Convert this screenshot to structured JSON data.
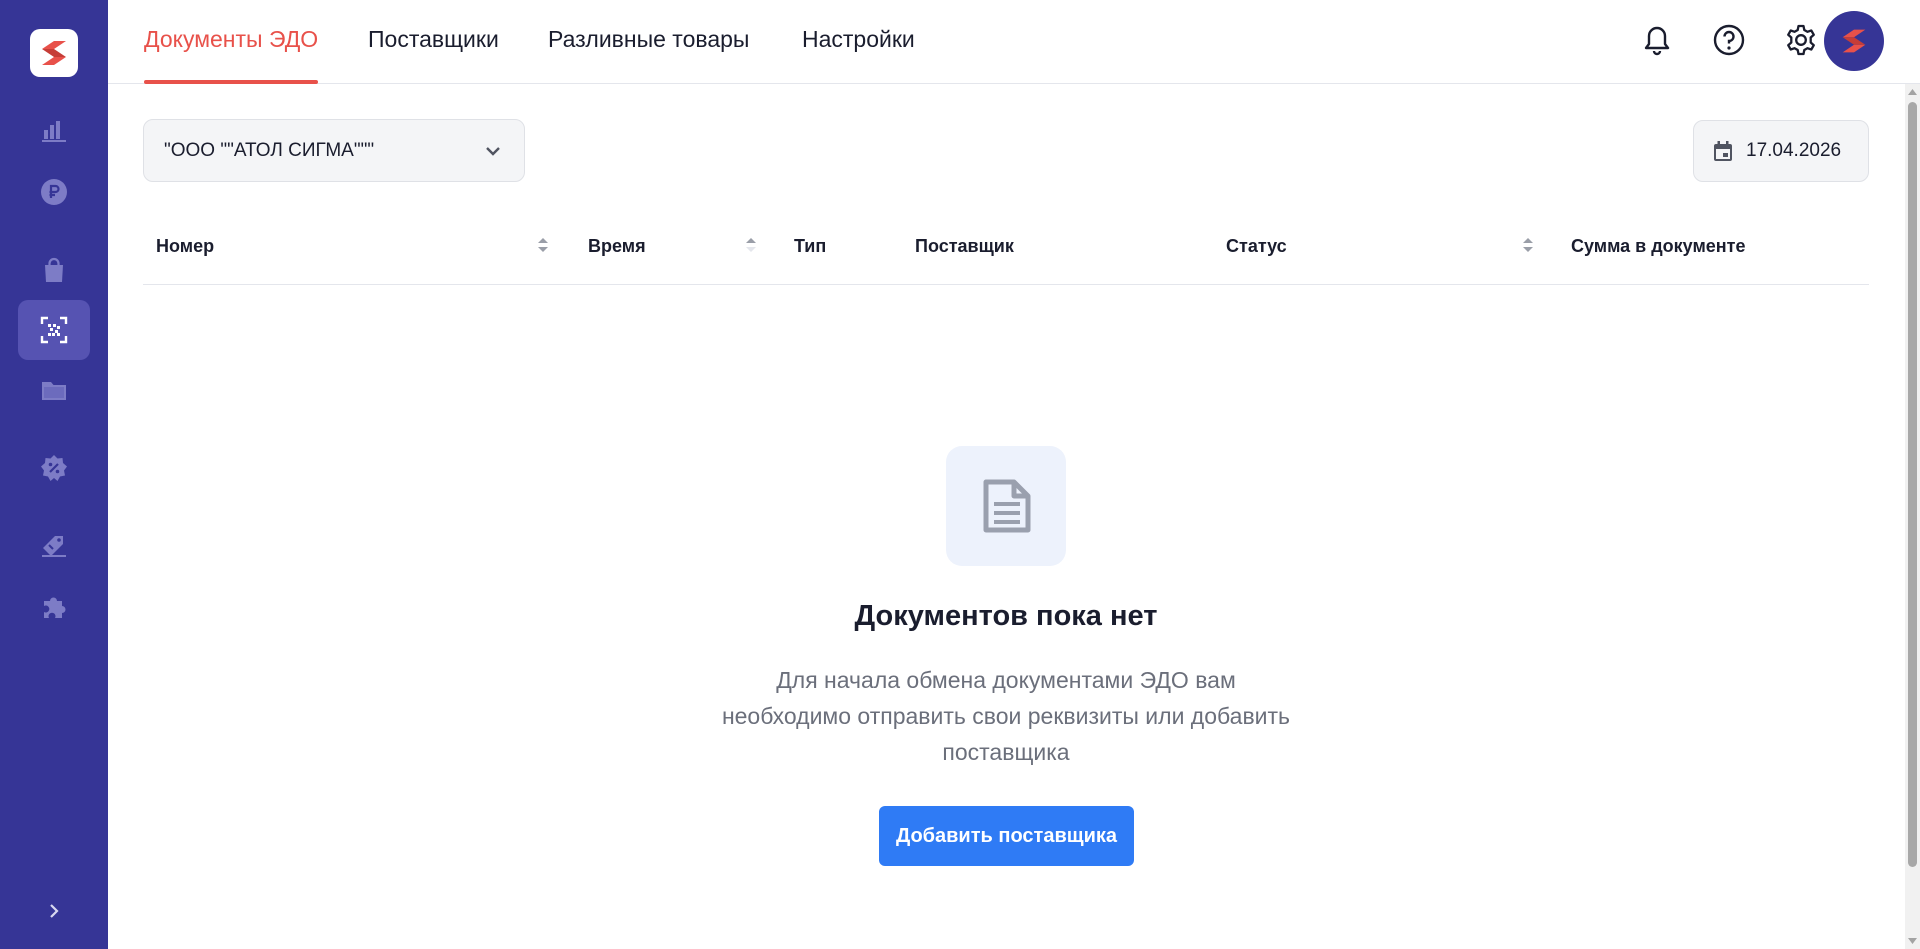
{
  "header": {
    "tabs": [
      {
        "label": "Документы ЭДО",
        "active": true
      },
      {
        "label": "Поставщики",
        "active": false
      },
      {
        "label": "Разливные товары",
        "active": false
      },
      {
        "label": "Настройки",
        "active": false
      }
    ],
    "icons": [
      "bell-icon",
      "help-icon",
      "gear-icon",
      "avatar-logo"
    ]
  },
  "sidebar": {
    "items": [
      {
        "icon": "bar-chart-icon",
        "active": false
      },
      {
        "icon": "ruble-icon",
        "active": false
      },
      {
        "icon": "shopping-bag-icon",
        "active": false
      },
      {
        "icon": "datamatrix-scan-icon",
        "active": true
      },
      {
        "icon": "folder-icon",
        "active": false
      },
      {
        "icon": "discount-badge-icon",
        "active": false
      },
      {
        "icon": "tag-edit-icon",
        "active": false
      },
      {
        "icon": "puzzle-icon",
        "active": false
      }
    ],
    "expand_icon": "chevron-right-icon"
  },
  "filters": {
    "organization": "\"ООО \"\"АТОЛ СИГМА\"\"\"",
    "date": "17.04.2026"
  },
  "table": {
    "columns": [
      {
        "label": "Номер",
        "sortable": true
      },
      {
        "label": "Время",
        "sortable": true
      },
      {
        "label": "Тип",
        "sortable": false
      },
      {
        "label": "Поставщик",
        "sortable": false
      },
      {
        "label": "Статус",
        "sortable": true
      },
      {
        "label": "Сумма в документе",
        "sortable": false
      }
    ],
    "rows": []
  },
  "empty_state": {
    "title": "Документов пока нет",
    "description": "Для начала обмена документами ЭДО вам необходимо отправить свои реквизиты или добавить поставщика",
    "button_label": "Добавить поставщика"
  },
  "colors": {
    "sidebar": "#363596",
    "accent_red": "#e8514a",
    "primary_blue": "#2f7bf5"
  }
}
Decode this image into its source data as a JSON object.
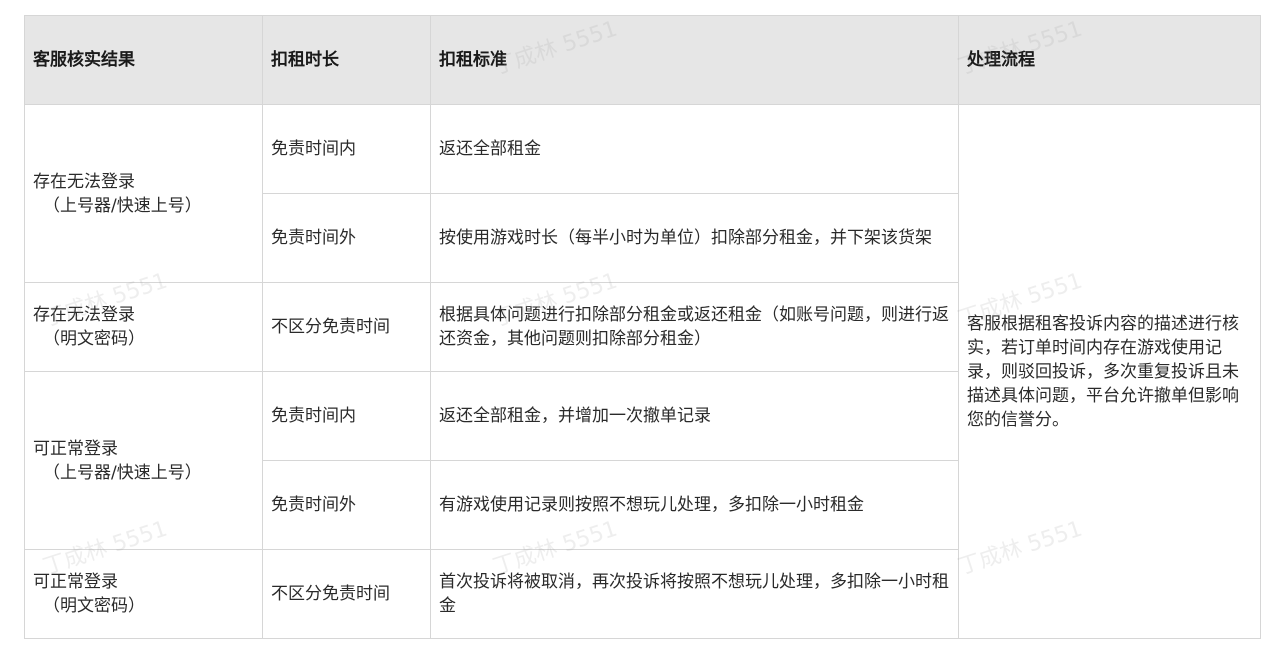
{
  "header": {
    "col1": "客服核实结果",
    "col2": "扣租时长",
    "col3": "扣租标准",
    "col4": "处理流程"
  },
  "rows": [
    {
      "result_line1": "存在无法登录",
      "result_line2": "（上号器/快速上号）",
      "duration": "免责时间内",
      "standard": "返还全部租金"
    },
    {
      "duration": "免责时间外",
      "standard": "按使用游戏时长（每半小时为单位）扣除部分租金，并下架该货架"
    },
    {
      "result_line1": "存在无法登录",
      "result_line2": "（明文密码）",
      "duration": "不区分免责时间",
      "standard": "根据具体问题进行扣除部分租金或返还租金（如账号问题，则进行返还资金，其他问题则扣除部分租金）"
    },
    {
      "result_line1": "可正常登录",
      "result_line2": "（上号器/快速上号）",
      "duration": "免责时间内",
      "standard": "返还全部租金，并增加一次撤单记录"
    },
    {
      "duration": "免责时间外",
      "standard": "有游戏使用记录则按照不想玩儿处理，多扣除一小时租金"
    },
    {
      "result_line1": "可正常登录",
      "result_line2": "（明文密码）",
      "duration": "不区分免责时间",
      "standard": "首次投诉将被取消，再次投诉将按照不想玩儿处理，多扣除一小时租金"
    }
  ],
  "process": "客服根据租客投诉内容的描述进行核实，若订单时间内存在游戏使用记录，则驳回投诉，多次重复投诉且未描述具体问题，平台允许撤单但影响您的信誉分。",
  "watermark": "丁成林 5551"
}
---
TASK INSTRUCTIONS
Every record must be copied exactly, with images dropped from the result.

WRITTEN SOLUTION
Convert this screenshot to structured JSON data.
{
  "header": {
    "tabs": [
      {
        "label": "Документы ЭДО",
        "active": true
      },
      {
        "label": "Поставщики",
        "active": false
      },
      {
        "label": "Разливные товары",
        "active": false
      },
      {
        "label": "Настройки",
        "active": false
      }
    ],
    "icons": [
      "bell-icon",
      "help-icon",
      "gear-icon",
      "avatar-logo"
    ]
  },
  "sidebar": {
    "items": [
      {
        "icon": "bar-chart-icon",
        "active": false
      },
      {
        "icon": "ruble-icon",
        "active": false
      },
      {
        "icon": "shopping-bag-icon",
        "active": false
      },
      {
        "icon": "datamatrix-scan-icon",
        "active": true
      },
      {
        "icon": "folder-icon",
        "active": false
      },
      {
        "icon": "discount-badge-icon",
        "active": false
      },
      {
        "icon": "tag-edit-icon",
        "active": false
      },
      {
        "icon": "puzzle-icon",
        "active": false
      }
    ],
    "expand_icon": "chevron-right-icon"
  },
  "filters": {
    "organization": "\"ООО \"\"АТОЛ СИГМА\"\"\"",
    "date": "17.04.2026"
  },
  "table": {
    "columns": [
      {
        "label": "Номер",
        "sortable": true
      },
      {
        "label": "Время",
        "sortable": true
      },
      {
        "label": "Тип",
        "sortable": false
      },
      {
        "label": "Поставщик",
        "sortable": false
      },
      {
        "label": "Статус",
        "sortable": true
      },
      {
        "label": "Сумма в документе",
        "sortable": false
      }
    ],
    "rows": []
  },
  "empty_state": {
    "title": "Документов пока нет",
    "description": "Для начала обмена документами ЭДО вам необходимо отправить свои реквизиты или добавить поставщика",
    "button_label": "Добавить поставщика"
  },
  "colors": {
    "sidebar": "#363596",
    "accent_red": "#e8514a",
    "primary_blue": "#2f7bf5"
  }
}
Decode this image into its source data as a JSON object.
{
  "header": {
    "col1": "客服核实结果",
    "col2": "扣租时长",
    "col3": "扣租标准",
    "col4": "处理流程"
  },
  "rows": [
    {
      "result_line1": "存在无法登录",
      "result_line2": "（上号器/快速上号）",
      "duration": "免责时间内",
      "standard": "返还全部租金"
    },
    {
      "duration": "免责时间外",
      "standard": "按使用游戏时长（每半小时为单位）扣除部分租金，并下架该货架"
    },
    {
      "result_line1": "存在无法登录",
      "result_line2": "（明文密码）",
      "duration": "不区分免责时间",
      "standard": "根据具体问题进行扣除部分租金或返还租金（如账号问题，则进行返还资金，其他问题则扣除部分租金）"
    },
    {
      "result_line1": "可正常登录",
      "result_line2": "（上号器/快速上号）",
      "duration": "免责时间内",
      "standard": "返还全部租金，并增加一次撤单记录"
    },
    {
      "duration": "免责时间外",
      "standard": "有游戏使用记录则按照不想玩儿处理，多扣除一小时租金"
    },
    {
      "result_line1": "可正常登录",
      "result_line2": "（明文密码）",
      "duration": "不区分免责时间",
      "standard": "首次投诉将被取消，再次投诉将按照不想玩儿处理，多扣除一小时租金"
    }
  ],
  "process": "客服根据租客投诉内容的描述进行核实，若订单时间内存在游戏使用记录，则驳回投诉，多次重复投诉且未描述具体问题，平台允许撤单但影响您的信誉分。",
  "watermark": "丁成林 5551"
}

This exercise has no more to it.